» **Objective**
Write out the records below once more, exactly as they stand.
+-------+
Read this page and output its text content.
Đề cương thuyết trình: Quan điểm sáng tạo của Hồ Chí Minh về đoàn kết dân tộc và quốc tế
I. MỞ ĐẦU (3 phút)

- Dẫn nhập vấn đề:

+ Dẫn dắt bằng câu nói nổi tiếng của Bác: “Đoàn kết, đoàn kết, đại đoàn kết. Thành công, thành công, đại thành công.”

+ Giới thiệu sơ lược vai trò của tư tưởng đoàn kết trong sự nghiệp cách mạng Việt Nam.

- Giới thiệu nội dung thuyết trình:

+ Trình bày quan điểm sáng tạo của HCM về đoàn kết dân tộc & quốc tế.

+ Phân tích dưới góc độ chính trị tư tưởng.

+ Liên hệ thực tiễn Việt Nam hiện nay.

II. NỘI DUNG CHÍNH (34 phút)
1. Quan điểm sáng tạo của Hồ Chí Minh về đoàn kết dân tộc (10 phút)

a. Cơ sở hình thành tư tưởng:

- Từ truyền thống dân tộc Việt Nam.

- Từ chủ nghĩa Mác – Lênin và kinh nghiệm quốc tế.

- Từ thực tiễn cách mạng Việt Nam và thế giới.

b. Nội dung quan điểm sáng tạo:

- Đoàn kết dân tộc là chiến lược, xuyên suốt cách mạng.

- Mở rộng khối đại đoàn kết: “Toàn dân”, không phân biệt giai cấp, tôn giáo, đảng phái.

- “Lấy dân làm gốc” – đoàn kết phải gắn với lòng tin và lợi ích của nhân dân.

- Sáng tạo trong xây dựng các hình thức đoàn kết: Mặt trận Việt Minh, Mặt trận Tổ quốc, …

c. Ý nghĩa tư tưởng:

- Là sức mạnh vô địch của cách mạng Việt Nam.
+-------+
» **Answer**
Read this page and output its text content.
Đề cương thuyết trình: Quan điểm sáng tạo của Hồ Chí Minh về đoàn kết dân tộc và quốc tế
I. MỞ ĐẦU (3 phút)

- Dẫn nhập vấn đề:

+ Dẫn dắt bằng câu nói nổi tiếng của Bác: “Đoàn kết, đoàn kết, đại đoàn kết. Thành công, thành công, đại thành công.”

+ Giới thiệu sơ lược vai trò của tư tưởng đoàn kết trong sự nghiệp cách mạng Việt Nam.

- Giới thiệu nội dung thuyết trình:

+ Trình bày quan điểm sáng tạo của HCM về đoàn kết dân tộc & quốc tế.

+ Phân tích dưới góc độ chính trị tư tưởng.

+ Liên hệ thực tiễn Việt Nam hiện nay.

II. NỘI DUNG CHÍNH (34 phút)
1. Quan điểm sáng tạo của Hồ Chí Minh về đoàn kết dân tộc (10 phút)

a. Cơ sở hình thành tư tưởng:

- Từ truyền thống dân tộc Việt Nam.

- Từ chủ nghĩa Mác – Lênin và kinh nghiệm quốc tế.

- Từ thực tiễn cách mạng Việt Nam và thế giới.

b. Nội dung quan điểm sáng tạo:

- Đoàn kết dân tộc là chiến lược, xuyên suốt cách mạng.

- Mở rộng khối đại đoàn kết: “Toàn dân”, không phân biệt giai cấp, tôn giáo, đảng phái.

- “Lấy dân làm gốc” – đoàn kết phải gắn với lòng tin và lợi ích của nhân dân.

- Sáng tạo trong xây dựng các hình thức đoàn kết: Mặt trận Việt Minh, Mặt trận Tổ quốc, …

c. Ý nghĩa tư tưởng:

- Là sức mạnh vô địch của cách mạng Việt Nam.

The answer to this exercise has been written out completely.